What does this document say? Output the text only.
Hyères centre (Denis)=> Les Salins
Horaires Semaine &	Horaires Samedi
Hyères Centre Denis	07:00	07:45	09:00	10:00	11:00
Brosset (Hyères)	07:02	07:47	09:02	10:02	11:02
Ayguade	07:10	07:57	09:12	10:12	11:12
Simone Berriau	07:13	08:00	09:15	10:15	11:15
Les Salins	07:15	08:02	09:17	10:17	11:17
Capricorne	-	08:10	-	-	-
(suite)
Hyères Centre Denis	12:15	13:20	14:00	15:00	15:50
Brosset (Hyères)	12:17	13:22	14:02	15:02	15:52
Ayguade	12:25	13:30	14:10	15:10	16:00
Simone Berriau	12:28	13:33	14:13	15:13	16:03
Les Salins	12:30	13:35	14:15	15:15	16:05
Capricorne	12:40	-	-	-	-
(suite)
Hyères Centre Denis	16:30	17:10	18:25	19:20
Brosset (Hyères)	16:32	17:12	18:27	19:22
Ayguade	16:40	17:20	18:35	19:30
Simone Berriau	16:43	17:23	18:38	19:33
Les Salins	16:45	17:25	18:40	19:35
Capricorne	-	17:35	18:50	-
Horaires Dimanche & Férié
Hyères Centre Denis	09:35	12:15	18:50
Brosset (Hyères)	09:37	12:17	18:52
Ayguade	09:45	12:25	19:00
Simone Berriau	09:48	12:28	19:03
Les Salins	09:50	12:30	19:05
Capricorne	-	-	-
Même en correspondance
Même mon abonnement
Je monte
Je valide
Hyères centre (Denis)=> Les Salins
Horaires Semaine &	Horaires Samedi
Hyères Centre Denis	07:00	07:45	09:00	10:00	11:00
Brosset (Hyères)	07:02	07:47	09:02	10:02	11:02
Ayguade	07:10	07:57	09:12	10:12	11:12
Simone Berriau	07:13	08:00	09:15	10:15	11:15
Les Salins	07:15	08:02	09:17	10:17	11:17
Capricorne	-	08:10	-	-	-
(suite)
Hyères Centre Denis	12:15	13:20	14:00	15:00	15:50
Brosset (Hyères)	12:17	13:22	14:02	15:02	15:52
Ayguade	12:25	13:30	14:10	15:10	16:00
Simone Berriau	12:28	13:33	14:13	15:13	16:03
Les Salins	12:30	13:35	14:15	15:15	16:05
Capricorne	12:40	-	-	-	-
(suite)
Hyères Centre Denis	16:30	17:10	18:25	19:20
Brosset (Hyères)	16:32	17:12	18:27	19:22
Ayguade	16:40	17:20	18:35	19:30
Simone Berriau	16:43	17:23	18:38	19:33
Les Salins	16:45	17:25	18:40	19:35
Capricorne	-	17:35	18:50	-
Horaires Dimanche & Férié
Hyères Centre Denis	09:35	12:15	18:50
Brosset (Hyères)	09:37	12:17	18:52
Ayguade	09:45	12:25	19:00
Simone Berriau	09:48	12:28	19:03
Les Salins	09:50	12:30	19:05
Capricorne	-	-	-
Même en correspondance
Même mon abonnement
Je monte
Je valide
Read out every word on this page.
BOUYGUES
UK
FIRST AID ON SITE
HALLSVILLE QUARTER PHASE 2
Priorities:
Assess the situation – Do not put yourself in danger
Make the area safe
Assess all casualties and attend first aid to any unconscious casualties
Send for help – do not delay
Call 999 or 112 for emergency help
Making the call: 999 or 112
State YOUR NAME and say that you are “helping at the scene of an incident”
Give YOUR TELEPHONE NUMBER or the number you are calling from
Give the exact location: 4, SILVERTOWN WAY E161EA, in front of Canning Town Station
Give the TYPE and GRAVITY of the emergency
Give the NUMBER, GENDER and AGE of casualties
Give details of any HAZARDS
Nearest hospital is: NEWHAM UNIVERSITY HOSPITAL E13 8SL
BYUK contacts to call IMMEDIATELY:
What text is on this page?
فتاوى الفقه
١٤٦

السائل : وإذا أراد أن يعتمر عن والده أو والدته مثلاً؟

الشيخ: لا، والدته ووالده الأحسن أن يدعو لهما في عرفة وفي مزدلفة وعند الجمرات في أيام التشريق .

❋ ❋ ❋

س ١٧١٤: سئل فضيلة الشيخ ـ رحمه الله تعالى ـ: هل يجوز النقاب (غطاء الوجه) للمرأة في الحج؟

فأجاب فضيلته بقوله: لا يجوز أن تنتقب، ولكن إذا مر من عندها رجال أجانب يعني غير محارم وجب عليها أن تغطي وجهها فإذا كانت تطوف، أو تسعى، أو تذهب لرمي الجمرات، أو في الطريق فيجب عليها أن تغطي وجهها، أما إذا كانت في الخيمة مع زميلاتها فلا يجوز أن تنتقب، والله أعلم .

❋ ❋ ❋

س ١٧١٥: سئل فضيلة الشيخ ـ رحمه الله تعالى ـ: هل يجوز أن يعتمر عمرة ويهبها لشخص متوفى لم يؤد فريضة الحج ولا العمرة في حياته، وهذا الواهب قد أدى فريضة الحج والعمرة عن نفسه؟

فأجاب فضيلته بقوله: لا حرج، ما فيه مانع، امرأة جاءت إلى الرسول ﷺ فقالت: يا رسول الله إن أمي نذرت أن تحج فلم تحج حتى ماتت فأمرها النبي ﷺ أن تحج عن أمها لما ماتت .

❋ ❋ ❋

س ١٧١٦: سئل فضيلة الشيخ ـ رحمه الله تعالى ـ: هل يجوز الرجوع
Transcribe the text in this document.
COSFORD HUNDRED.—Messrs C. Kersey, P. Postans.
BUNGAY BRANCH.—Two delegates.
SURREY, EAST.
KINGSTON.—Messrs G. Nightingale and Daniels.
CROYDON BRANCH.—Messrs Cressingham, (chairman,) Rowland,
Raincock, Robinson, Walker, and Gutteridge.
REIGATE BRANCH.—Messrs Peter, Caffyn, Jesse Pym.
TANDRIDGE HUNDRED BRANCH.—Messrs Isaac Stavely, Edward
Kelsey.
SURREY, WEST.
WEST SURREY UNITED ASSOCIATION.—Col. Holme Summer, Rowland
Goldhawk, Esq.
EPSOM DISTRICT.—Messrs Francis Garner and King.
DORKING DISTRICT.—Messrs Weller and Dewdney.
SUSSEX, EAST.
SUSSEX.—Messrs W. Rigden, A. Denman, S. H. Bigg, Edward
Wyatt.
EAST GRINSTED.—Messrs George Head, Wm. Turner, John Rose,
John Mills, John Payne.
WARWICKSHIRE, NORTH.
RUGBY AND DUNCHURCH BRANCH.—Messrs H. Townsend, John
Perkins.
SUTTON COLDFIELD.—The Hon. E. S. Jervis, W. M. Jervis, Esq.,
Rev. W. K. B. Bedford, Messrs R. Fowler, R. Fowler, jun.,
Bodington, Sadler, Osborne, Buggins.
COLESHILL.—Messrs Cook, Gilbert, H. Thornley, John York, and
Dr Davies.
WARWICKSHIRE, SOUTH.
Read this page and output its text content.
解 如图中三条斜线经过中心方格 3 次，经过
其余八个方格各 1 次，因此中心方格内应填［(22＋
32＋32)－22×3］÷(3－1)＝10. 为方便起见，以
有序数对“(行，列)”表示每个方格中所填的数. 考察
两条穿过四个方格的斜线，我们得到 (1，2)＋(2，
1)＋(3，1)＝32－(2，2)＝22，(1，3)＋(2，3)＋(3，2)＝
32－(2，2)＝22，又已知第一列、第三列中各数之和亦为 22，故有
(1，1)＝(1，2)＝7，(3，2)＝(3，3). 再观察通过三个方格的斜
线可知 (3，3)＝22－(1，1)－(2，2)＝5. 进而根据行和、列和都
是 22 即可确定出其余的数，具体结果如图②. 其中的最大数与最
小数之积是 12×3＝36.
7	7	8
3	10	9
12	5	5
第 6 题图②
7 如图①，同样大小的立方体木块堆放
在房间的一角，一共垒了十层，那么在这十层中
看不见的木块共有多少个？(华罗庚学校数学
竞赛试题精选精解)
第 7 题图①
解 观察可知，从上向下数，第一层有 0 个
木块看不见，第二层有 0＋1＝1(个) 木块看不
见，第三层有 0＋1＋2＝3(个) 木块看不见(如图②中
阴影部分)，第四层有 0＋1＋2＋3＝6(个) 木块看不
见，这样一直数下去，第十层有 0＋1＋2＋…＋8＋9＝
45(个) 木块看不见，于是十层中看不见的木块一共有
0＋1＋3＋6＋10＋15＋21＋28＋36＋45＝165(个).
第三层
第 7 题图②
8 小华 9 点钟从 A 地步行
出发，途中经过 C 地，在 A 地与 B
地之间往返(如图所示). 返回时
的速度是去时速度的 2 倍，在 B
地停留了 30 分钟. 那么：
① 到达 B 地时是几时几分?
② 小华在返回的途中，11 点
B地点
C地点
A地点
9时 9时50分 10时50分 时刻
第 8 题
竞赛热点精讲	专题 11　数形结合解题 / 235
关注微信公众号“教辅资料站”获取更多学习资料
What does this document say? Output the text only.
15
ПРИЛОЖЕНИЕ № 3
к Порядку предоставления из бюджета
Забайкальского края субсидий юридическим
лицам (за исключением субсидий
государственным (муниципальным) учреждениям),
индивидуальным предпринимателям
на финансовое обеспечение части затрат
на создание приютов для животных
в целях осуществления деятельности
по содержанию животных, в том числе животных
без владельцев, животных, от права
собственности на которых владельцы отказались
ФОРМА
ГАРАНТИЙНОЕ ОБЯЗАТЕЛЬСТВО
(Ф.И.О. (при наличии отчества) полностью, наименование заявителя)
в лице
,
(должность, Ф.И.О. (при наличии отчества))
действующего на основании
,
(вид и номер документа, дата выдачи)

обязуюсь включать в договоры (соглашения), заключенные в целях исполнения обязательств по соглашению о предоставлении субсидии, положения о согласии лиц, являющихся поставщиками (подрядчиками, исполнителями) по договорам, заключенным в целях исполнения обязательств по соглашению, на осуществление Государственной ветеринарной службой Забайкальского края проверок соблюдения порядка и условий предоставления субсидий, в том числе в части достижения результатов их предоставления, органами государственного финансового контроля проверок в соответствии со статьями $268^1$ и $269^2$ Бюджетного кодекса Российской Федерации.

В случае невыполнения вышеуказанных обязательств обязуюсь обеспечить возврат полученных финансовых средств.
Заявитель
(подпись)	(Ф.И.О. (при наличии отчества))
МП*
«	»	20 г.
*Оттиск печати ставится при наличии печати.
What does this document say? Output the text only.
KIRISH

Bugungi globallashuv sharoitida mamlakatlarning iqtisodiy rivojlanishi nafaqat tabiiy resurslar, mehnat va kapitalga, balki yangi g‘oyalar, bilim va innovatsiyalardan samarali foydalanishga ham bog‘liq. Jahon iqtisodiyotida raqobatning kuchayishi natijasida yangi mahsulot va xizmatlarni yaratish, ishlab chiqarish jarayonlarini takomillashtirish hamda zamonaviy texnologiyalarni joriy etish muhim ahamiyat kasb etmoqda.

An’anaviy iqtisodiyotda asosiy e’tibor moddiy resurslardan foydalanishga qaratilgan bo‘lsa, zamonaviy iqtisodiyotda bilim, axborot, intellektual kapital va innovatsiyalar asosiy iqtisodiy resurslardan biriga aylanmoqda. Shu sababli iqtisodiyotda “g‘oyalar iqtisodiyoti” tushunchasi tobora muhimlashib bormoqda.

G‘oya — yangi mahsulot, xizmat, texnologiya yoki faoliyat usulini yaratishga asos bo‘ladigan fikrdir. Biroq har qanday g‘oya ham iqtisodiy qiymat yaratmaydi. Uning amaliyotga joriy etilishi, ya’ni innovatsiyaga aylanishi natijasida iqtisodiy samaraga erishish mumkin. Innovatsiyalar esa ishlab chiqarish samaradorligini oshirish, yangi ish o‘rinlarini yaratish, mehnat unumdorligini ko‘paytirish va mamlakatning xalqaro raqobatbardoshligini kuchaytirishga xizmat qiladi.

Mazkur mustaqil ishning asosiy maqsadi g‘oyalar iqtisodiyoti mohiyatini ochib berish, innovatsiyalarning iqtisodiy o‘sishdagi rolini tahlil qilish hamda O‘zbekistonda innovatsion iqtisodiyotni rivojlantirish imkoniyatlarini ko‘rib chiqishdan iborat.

## Exercise brief
Take every line above carrying "بقوله" and return it.

## Correct answer
فأجاب فضيلته بقوله: لا يجوز أن تنتقب، ولكن إذا مر من عندها رجال أجانب يعني غير محارم وجب عليها أن تغطي وجهها فإذا كانت تطوف، أو تسعى، أو تذهب لرمي الجمرات، أو في الطريق فيجب عليها أن تغطي وجهها، أما إذا كانت في الخيمة مع زميلاتها فلا يجوز أن تنتقب، والله أعلم .
فأجاب فضيلته بقوله: لا حرج، ما فيه مانع، امرأة جاءت إلى الرسول ﷺ فقالت: يا رسول الله إن أمي نذرت أن تحج فلم تحج حتى ماتت فأمرها النبي ﷺ أن تحج عن أمها لما ماتت .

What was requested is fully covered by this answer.